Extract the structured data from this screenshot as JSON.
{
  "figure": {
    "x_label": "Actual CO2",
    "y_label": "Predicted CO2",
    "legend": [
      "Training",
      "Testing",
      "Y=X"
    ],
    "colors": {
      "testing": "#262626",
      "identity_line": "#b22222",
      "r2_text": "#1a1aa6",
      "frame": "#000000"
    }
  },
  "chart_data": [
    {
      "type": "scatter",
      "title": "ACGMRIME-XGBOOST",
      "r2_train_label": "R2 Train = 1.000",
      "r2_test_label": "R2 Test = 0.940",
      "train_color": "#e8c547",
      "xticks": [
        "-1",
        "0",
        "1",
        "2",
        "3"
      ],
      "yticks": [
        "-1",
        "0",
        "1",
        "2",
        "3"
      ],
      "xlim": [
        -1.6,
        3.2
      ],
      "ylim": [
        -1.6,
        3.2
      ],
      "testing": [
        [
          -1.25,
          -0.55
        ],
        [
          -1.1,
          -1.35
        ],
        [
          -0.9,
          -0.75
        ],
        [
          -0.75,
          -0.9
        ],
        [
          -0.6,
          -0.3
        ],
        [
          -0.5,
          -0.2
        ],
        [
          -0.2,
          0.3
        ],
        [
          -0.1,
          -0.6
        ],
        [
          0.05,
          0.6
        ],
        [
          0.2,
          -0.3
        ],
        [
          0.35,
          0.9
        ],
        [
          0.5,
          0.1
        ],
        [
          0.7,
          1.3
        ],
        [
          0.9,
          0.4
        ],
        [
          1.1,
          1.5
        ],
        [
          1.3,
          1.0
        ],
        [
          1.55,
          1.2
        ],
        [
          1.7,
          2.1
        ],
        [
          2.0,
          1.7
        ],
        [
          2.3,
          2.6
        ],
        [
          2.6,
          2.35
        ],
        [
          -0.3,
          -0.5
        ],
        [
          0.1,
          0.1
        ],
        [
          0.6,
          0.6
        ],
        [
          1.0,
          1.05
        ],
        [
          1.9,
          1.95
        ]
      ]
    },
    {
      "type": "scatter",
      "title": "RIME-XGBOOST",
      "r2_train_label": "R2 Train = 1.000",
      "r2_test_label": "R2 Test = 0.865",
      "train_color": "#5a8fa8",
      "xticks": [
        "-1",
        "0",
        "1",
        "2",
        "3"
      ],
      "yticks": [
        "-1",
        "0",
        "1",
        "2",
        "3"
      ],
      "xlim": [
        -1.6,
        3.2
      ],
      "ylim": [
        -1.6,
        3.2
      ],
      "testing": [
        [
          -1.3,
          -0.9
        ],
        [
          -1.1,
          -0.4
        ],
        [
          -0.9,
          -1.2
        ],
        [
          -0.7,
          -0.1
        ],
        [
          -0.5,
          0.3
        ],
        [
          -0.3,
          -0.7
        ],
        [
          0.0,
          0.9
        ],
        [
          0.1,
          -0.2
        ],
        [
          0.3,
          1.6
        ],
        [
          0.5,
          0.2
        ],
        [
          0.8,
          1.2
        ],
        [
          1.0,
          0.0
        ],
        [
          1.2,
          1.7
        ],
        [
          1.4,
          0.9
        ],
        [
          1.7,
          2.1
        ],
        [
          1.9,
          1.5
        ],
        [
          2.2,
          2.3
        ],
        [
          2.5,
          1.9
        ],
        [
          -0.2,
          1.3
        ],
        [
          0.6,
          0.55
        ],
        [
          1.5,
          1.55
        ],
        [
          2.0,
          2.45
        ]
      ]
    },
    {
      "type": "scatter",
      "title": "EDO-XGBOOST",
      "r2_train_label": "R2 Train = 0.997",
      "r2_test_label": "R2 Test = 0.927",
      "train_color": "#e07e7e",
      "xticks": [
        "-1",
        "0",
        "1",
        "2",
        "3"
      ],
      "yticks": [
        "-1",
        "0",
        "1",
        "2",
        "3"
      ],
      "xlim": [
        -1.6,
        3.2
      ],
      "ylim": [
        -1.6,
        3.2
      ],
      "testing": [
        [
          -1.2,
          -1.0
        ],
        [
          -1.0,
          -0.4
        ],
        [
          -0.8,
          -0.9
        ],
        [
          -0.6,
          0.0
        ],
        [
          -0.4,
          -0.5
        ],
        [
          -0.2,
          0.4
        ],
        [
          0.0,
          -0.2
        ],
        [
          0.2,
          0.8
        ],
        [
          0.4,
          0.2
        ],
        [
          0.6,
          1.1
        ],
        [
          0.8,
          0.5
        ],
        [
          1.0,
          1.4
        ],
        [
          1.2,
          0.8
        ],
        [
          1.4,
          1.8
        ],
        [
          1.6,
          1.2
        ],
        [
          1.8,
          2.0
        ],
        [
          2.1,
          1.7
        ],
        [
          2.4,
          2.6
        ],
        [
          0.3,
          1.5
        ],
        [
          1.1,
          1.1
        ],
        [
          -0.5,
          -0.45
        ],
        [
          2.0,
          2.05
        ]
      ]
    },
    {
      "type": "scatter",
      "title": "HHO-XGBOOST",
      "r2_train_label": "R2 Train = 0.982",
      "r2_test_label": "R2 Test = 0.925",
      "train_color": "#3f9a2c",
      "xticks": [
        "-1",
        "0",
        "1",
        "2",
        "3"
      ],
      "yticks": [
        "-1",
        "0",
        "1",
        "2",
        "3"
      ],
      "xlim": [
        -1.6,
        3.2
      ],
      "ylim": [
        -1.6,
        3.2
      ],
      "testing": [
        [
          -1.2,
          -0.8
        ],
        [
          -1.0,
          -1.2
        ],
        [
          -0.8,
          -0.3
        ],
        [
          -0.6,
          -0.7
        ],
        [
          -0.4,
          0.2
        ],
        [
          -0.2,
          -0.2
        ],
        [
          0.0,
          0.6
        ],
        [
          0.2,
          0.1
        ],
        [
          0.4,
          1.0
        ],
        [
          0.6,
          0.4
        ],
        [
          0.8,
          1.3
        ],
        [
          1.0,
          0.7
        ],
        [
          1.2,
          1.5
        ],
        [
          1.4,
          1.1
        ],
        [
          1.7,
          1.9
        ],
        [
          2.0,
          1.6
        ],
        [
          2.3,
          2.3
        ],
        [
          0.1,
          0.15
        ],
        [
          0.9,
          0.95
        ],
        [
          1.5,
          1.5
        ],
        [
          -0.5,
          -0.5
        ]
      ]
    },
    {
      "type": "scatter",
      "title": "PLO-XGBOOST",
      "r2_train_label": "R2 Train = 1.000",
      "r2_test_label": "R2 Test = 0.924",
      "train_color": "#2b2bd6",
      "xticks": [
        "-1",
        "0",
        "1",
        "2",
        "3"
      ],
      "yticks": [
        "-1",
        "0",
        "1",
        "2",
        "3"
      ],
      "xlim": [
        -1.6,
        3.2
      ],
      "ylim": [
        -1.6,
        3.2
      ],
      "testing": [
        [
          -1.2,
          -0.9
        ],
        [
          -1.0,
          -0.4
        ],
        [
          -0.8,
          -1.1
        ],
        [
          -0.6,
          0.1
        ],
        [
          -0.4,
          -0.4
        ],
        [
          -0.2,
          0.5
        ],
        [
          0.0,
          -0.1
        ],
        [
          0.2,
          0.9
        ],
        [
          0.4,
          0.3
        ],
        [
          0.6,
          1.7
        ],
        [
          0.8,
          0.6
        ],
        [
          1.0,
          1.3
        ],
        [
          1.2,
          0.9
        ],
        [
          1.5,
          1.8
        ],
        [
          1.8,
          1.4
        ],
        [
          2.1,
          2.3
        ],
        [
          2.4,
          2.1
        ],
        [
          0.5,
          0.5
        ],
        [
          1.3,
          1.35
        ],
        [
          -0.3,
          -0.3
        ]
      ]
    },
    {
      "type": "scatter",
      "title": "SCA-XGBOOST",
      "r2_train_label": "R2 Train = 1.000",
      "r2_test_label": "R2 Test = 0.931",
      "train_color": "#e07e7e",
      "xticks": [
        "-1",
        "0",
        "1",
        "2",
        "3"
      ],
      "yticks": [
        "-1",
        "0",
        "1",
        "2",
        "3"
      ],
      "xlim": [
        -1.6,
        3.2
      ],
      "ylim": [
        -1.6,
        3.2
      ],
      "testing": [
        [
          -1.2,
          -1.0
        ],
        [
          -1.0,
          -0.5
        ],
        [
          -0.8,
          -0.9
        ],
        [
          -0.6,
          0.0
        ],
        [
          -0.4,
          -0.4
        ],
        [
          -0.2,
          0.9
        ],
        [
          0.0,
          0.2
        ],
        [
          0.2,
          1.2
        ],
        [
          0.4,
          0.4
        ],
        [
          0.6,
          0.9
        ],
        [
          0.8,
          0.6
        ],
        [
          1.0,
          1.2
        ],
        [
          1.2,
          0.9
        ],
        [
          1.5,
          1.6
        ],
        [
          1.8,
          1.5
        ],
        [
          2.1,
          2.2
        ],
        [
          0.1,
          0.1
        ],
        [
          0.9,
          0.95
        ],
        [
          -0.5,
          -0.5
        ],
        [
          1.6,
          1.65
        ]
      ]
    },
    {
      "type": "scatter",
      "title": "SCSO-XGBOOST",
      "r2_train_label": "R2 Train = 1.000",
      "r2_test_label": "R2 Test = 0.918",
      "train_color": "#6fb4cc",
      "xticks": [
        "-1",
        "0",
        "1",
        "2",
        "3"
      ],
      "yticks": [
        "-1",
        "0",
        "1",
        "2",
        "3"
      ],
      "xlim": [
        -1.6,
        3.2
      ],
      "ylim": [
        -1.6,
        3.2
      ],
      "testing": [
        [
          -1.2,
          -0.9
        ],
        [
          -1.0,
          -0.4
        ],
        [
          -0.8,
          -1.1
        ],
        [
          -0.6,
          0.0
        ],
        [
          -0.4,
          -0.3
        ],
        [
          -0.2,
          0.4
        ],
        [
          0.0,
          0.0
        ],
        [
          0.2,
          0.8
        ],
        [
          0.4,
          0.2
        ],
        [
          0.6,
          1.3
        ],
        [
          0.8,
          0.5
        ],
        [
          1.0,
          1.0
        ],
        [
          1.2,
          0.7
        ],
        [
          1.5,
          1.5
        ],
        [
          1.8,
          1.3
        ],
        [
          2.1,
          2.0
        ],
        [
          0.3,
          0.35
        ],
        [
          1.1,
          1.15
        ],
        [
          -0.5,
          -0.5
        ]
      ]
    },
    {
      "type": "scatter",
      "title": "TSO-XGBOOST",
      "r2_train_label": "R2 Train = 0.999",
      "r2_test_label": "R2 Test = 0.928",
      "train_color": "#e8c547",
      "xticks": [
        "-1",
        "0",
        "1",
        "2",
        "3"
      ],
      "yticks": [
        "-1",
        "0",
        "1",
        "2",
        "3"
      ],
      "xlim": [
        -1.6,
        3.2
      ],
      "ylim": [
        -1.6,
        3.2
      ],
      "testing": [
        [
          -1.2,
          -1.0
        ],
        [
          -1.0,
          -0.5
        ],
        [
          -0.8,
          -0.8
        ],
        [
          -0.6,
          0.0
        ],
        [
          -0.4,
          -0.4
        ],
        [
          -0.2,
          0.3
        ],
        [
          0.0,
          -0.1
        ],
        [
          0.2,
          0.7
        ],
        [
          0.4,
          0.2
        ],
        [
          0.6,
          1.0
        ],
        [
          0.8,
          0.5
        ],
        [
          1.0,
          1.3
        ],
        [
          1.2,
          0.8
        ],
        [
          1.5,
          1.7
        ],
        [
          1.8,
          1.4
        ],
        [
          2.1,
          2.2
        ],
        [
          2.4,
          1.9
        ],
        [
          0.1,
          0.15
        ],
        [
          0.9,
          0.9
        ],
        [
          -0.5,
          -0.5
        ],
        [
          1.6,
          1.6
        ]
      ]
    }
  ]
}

○ ○ ○ ○ ○

→ **TASK DESCRIPTION**
Where a line in the entries holds "XGBOOST", copy that line.

→ **IN RESPONSE**
      "title": "ACGMRIME-XGBOOST",
      "title": "RIME-XGBOOST",
      "title": "EDO-XGBOOST",
      "title": "HHO-XGBOOST",
      "title": "PLO-XGBOOST",
      "title": "SCA-XGBOOST",
      "title": "SCSO-XGBOOST",
      "title": "TSO-XGBOOST",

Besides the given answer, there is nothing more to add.